→ Jobs:
[1] In the Kinova Gen3 gelatin-cutting project description, rewrite the passage from "Robot Platform" to "sensor (built-in to robot wrist)" with "Ethernet connection" changed to "wired network link".
[2] According to the Kinova Gen3 gelatin-cutting project description, what payload capacity does the robotic arm have?
[3] Pick up the Kinova Gen3 gelatin-cutting project description after its final line and keep writing it.
>> BEGIN Text to read
Kinova Gen3 Vision-Guided Gelatin Cutting System

A robotics research project implementing vision-guided manipulation for precision cutting operations on gelatin materials using a Kinova Gen3 7-DOF robotic arm with built-in camera system.

System Overview

This project demonstrates:

• Real-time computer vision for line detection and path planning
• Compliant impedance control for safe interaction with soft materials
• Hand-eye calibration for accurate vision-robot coordination
• Integration of built-in RGB+Depth cameras with robotic control

Hardware Configuration

Robot Platform

• Model: Kinova Gen3 7-DOF robotic arm
• Specifications: 902mm reach, 4kg payload capacity
• End-effector: Robotiq 2F-140 gripper with custom cutting tool attachment
• Control: 1 kHz closed-loop control with integrated torque sensors
• Interface: Ethernet connection to robot base

Built-in Vision System

• RGB Camera: Omnivision OV5640 sensor (built-in to robot wrist)
  • Available resolutions: 1920×1080, 1280×720, 640×480 pixels
  • Frame rates: 30/15 fps configurable
• Depth Sensor: Intel RealSense D410 stereo depth module (built-in to robot wrist)
  • Provides synchronized RGBD data with RGB camera
  • Optimized for close-range manipulation tasks

Network Setup

• Robot IP Address: 192.168.1.10 (configurable)
>> END Text to read
>> BEGIN Raw data
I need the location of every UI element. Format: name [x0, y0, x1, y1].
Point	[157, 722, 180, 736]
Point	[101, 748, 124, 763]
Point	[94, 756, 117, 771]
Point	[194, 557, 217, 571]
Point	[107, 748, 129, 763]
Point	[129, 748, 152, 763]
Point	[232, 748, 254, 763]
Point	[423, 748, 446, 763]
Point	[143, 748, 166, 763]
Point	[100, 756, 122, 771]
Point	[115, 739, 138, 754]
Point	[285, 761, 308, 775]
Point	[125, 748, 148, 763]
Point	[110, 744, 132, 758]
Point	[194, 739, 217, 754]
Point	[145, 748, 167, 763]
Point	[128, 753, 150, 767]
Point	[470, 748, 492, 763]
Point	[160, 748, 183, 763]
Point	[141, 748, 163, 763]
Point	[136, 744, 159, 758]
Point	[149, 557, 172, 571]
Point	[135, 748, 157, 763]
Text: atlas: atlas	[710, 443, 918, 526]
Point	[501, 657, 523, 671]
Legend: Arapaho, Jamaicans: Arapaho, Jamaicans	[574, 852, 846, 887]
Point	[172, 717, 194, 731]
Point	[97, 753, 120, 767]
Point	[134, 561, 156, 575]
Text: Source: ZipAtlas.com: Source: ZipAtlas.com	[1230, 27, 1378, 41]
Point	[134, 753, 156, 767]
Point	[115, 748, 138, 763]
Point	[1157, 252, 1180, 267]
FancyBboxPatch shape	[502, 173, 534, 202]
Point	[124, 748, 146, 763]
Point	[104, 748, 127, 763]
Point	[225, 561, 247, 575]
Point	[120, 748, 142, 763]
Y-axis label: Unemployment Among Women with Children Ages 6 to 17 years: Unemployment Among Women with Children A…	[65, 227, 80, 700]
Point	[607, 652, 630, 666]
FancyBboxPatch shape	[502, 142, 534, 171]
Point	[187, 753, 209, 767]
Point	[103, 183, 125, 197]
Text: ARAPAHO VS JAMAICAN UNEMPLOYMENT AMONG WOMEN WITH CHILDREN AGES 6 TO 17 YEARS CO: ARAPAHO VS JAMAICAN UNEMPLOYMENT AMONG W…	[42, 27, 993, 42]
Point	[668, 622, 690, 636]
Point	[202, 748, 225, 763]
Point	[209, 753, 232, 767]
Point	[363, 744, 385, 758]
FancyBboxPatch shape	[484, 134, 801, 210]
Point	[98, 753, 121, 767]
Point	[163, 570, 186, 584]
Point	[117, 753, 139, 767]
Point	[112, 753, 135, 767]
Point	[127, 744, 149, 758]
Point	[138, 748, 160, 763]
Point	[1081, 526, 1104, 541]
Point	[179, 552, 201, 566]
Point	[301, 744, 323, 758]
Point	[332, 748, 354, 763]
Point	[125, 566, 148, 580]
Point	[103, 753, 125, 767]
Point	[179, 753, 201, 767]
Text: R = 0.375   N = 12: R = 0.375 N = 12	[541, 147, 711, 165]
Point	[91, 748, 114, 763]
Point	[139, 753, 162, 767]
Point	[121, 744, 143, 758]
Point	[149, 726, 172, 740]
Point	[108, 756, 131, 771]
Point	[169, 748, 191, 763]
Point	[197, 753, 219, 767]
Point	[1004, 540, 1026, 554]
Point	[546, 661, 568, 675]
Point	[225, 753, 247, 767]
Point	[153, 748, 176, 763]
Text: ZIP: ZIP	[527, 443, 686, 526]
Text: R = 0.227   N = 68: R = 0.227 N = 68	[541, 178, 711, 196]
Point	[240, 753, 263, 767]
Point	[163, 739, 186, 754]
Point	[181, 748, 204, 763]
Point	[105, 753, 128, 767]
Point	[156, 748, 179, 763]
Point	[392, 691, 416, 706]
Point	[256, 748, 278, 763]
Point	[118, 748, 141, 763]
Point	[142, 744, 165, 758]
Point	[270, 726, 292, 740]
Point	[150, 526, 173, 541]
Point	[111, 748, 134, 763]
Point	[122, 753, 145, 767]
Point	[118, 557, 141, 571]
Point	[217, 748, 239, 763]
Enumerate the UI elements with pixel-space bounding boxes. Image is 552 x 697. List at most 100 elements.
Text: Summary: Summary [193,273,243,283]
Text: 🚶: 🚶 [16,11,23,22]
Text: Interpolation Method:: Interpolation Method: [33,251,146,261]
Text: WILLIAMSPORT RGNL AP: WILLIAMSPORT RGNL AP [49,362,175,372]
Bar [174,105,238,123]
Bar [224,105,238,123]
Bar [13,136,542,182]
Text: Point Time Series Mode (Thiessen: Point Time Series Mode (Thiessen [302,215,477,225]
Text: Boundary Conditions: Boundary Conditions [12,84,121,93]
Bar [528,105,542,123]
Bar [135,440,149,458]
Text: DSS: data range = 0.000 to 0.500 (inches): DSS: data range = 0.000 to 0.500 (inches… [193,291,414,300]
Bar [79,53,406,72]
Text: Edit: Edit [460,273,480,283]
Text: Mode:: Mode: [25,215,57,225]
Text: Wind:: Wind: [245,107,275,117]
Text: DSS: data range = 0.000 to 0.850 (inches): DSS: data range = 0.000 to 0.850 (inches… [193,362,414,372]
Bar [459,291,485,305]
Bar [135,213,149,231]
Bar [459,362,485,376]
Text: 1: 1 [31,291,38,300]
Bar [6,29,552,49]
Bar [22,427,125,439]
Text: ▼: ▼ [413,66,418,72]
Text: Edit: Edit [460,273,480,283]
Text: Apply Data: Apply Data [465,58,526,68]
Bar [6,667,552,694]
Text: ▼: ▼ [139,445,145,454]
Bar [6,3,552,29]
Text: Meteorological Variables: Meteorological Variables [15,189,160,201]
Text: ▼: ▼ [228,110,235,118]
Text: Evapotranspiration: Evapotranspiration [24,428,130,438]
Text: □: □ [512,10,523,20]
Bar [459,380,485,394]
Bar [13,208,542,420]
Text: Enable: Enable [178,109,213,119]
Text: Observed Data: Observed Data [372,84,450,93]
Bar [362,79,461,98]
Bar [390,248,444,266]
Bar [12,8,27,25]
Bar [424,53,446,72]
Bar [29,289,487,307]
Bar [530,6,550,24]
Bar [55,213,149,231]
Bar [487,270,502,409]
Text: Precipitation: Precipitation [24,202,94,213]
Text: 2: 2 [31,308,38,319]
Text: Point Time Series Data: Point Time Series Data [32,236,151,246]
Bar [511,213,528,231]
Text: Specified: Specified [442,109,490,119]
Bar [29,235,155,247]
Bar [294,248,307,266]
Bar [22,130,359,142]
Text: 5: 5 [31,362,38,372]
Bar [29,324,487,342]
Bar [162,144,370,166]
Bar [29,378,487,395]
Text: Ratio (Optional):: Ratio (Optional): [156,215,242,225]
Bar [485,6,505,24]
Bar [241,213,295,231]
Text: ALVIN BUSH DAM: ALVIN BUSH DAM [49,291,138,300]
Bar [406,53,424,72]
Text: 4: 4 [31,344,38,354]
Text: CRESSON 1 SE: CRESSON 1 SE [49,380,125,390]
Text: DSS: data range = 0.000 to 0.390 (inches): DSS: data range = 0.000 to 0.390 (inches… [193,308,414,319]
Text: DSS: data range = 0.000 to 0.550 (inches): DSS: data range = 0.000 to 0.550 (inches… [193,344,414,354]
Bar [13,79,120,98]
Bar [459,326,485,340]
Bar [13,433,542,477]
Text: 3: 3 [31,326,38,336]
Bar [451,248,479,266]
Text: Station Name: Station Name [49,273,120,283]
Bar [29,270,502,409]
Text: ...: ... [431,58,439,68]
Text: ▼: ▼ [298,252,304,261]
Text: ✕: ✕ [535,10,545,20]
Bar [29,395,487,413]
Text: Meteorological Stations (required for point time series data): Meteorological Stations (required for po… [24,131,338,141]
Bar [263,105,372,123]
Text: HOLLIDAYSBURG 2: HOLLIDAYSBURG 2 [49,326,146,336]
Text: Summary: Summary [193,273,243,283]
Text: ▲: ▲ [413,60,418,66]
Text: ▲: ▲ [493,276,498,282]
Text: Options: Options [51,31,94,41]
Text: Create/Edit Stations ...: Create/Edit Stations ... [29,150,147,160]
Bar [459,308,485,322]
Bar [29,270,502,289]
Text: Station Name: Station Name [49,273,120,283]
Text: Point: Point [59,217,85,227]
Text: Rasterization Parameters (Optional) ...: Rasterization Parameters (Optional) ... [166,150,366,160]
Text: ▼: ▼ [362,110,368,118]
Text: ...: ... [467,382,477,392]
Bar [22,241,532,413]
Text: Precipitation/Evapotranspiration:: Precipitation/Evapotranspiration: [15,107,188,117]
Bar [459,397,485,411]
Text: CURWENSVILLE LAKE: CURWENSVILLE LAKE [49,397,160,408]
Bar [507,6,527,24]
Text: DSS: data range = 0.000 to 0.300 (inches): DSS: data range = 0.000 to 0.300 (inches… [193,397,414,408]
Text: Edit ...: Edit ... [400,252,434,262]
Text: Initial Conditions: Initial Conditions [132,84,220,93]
>> END Raw data
→ Answers provided:
[1]
Robot Platform

• Model: Kinova Gen3 7-DOF robotic arm
• Specifications: 902mm reach, 4kg payload capacity
• End-effector: Robotiq 2F-140 gripper with custom cutting tool attachment
• Control: 1 kHz closed-loop control with integrated torque sensors
• Interface: wired network link to robot base

Built-in Vision System

• RGB Camera: Omnivision OV5640 sensor (built-in to robot wrist)

[2] 4kg.

[3]
• Connection Type: Direct Ethernet to robot base controller
• Network Requirements: Robot and workstation must be on same subnet

Software Environment

Operating System Requirements

• Ubuntu 20.04 LTS
• ROS Noetic Ninjemys distribution

Core ROS Packages Used

• gen3_robotiq_2f_140_move_it_config - MoveIt motion planning configuration
• kinova_vision - Built-in camera interface and drivers
• line_follower - Custom cutting application package
• cv_calibration - Hand-eye calibration utilities

Python Dependencies

numpy>=1.19.0
opencv-python>=4.5.0
scipy>=1.7.0
matplotlib>=3.3.0
PyYAML>=5.4.0

Installation Instructions

1. Clone Repository

git clone https://github.com/akhiljoshi7060/kinova-gelatin-cutting-system.git
cd kinova-gelatin-cutting-system

2. Install System Dependencies

# Install ROS packages
sudo apt-get update
sudo apt-get install ros-noetic-moveit
sudo apt-get install ros-noetic-cv-bridge
sudo apt-get install ros-noetic-image-transport
sudo apt-get install ros-noetic-tf2-ros

# Install Python dependencies
pip install -r requirements.txt

3. Build Workspace

# Navigate to project directory
cd kinova-gelatin-cutting-system

# Build the project
catkin_make
source devel/setup.bash

# Add to bashrc for automatic sourcing
echo "source $(pwd)/devel/setup.bash" >> ~/.bashrc

Project File Structure

kinova-gelatin-cutting-system/
├── Calibration_images_and_data/               # Camera calibration datasets and parameters
├── cartesian_impedance_controller/            # Custom impedance control implementation
├── config/                                    # Robot and system configuration files
├── depends/                                   # Project dependencies and external libraries
├── devel/                                     # Development build files (catkin workspace)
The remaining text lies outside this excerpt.